:: The problem ::
What is the number of lines in the data holding the word "name"? Give that number by itself.

:: Material for this task ::
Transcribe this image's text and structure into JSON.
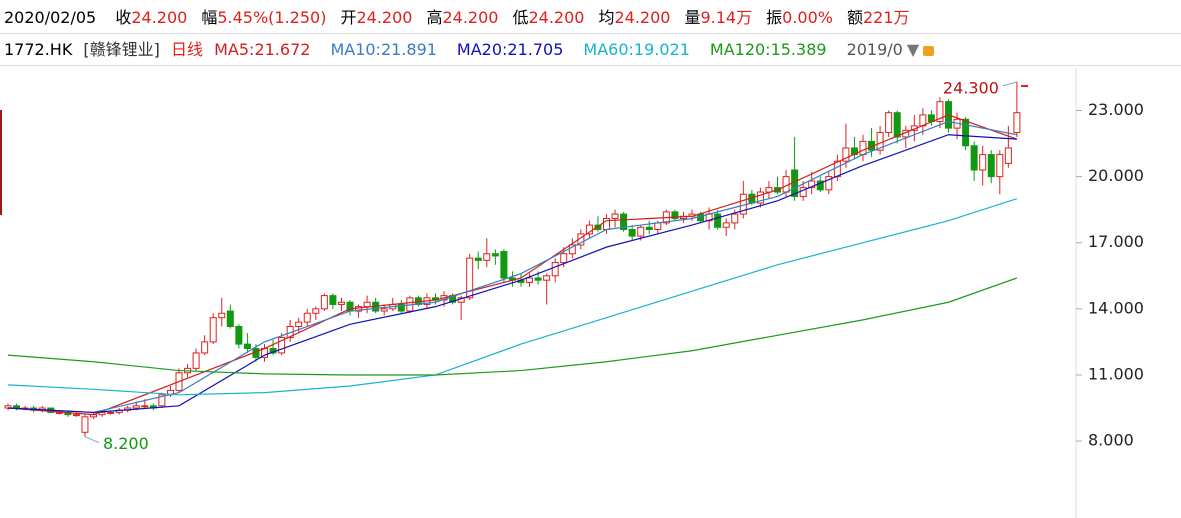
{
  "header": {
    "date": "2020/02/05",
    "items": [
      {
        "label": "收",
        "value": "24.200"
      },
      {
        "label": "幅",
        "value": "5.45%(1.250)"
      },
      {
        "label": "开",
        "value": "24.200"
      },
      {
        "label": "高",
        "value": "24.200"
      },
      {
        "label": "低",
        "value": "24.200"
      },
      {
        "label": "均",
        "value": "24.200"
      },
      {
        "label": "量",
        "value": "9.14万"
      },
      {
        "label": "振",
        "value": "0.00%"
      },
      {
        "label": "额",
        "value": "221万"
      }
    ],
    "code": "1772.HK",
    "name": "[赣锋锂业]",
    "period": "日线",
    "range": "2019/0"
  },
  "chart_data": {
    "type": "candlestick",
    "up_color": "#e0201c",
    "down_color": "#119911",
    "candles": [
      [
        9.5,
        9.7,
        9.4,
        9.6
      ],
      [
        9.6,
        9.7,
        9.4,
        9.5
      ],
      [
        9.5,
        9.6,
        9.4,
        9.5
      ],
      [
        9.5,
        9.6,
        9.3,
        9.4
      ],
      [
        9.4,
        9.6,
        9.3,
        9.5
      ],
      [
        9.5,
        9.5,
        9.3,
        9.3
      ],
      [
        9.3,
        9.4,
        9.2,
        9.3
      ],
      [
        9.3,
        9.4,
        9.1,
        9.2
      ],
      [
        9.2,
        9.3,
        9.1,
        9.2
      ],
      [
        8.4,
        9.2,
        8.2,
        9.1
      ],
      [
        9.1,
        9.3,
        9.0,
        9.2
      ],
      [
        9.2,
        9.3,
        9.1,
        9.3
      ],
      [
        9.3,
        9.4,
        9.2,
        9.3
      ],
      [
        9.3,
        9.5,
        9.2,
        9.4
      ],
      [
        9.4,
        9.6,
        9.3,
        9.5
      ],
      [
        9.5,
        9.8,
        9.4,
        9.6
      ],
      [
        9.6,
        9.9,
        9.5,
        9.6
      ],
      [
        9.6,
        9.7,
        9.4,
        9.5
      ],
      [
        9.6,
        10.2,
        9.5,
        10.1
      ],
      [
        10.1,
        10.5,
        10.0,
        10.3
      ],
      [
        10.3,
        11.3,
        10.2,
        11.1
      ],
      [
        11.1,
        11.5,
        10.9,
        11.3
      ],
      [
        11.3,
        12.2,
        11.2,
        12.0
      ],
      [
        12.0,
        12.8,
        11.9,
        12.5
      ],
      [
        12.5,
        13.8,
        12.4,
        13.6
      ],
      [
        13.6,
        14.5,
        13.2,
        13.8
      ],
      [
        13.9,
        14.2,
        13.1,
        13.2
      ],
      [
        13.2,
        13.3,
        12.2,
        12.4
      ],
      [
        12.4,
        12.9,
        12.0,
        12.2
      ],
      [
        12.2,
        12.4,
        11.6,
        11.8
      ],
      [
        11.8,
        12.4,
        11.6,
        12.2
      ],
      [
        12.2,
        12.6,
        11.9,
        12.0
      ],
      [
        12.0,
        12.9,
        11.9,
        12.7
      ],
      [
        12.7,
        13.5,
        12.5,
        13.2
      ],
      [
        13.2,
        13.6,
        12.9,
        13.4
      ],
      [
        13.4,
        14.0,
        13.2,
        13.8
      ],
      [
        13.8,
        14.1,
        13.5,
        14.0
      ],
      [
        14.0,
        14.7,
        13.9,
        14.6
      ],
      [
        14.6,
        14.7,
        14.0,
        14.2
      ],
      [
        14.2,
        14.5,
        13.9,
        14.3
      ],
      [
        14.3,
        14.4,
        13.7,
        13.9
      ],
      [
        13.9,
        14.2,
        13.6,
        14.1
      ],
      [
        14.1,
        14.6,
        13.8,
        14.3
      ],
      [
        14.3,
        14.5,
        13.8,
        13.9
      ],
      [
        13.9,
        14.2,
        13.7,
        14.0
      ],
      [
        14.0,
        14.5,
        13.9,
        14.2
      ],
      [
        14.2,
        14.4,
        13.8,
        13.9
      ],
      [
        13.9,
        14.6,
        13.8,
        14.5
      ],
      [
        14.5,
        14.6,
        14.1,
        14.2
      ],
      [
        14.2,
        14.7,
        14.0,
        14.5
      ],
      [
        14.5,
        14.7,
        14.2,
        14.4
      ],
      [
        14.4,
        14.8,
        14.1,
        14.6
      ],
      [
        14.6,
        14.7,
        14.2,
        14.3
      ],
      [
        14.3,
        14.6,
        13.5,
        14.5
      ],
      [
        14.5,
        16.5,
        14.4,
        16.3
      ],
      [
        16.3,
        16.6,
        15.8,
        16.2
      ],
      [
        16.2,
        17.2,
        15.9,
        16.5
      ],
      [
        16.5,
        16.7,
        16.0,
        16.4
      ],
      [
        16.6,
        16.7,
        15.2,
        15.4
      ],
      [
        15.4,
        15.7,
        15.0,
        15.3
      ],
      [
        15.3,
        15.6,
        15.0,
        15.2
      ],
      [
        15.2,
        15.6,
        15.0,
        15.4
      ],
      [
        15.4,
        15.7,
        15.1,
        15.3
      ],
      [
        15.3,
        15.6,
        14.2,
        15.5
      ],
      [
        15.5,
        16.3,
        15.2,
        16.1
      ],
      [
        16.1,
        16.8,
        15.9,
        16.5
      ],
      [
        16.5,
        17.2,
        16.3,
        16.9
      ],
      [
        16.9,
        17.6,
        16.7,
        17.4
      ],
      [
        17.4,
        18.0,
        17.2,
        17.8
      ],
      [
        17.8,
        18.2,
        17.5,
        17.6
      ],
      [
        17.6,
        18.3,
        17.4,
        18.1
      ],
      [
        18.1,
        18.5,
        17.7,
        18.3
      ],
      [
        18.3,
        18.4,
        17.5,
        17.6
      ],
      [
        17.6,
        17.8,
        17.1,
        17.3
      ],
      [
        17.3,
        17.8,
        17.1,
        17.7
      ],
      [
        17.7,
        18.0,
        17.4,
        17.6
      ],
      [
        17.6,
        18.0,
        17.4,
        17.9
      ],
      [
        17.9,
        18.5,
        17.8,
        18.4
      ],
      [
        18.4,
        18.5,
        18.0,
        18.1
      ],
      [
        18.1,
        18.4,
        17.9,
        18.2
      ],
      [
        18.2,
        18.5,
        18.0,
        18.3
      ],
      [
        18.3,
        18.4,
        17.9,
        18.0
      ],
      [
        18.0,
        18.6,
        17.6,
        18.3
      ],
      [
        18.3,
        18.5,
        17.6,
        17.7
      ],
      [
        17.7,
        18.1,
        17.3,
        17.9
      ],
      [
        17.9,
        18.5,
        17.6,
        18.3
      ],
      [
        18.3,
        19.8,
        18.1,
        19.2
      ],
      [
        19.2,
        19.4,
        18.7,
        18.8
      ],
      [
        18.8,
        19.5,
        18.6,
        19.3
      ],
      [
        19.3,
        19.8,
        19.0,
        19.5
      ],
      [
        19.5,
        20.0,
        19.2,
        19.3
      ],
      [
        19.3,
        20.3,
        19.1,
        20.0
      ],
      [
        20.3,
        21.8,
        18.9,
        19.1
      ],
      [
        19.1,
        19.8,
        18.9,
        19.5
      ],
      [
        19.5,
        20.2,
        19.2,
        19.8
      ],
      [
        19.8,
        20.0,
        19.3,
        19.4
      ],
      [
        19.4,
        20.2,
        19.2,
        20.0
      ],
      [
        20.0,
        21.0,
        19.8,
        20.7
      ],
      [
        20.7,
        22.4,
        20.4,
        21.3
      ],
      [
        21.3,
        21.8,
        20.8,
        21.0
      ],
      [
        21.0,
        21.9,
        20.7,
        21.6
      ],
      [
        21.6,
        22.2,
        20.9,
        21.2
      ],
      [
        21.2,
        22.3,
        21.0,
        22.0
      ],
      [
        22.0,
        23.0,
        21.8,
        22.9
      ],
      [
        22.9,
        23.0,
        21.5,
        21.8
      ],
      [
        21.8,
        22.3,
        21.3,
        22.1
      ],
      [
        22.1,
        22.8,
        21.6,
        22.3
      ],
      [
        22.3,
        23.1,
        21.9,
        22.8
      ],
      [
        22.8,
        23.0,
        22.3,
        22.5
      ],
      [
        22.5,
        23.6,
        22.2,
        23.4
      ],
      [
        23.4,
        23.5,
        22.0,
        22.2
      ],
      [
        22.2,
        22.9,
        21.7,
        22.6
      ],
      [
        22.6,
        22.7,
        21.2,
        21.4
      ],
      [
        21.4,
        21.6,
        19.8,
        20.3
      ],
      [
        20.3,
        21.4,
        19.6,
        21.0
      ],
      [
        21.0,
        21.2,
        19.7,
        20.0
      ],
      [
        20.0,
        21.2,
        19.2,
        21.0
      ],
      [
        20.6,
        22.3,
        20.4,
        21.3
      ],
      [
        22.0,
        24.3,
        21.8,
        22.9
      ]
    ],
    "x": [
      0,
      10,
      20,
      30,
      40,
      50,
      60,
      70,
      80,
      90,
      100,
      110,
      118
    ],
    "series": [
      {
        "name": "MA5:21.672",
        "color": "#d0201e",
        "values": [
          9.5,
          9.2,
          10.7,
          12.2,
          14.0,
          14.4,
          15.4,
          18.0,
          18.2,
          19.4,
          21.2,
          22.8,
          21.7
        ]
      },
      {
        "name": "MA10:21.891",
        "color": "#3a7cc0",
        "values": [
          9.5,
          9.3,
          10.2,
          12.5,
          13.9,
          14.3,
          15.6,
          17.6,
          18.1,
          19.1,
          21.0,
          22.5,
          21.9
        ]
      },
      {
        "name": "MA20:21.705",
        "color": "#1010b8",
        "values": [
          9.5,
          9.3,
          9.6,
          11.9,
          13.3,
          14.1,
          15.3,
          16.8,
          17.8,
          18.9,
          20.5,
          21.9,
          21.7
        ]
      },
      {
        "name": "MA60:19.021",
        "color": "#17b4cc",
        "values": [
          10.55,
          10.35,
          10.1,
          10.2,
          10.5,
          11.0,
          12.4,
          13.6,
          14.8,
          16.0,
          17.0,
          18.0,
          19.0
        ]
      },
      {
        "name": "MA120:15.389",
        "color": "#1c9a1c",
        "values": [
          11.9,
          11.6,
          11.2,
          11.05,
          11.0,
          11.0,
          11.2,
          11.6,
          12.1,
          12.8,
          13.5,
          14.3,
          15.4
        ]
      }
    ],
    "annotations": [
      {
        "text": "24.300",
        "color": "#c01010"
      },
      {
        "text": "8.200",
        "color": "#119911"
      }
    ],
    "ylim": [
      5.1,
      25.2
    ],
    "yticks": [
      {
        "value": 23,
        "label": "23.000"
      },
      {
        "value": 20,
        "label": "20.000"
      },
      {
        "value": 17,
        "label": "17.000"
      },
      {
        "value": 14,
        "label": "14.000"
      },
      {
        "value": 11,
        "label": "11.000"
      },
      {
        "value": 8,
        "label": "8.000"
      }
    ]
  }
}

:: Correct answer ::
6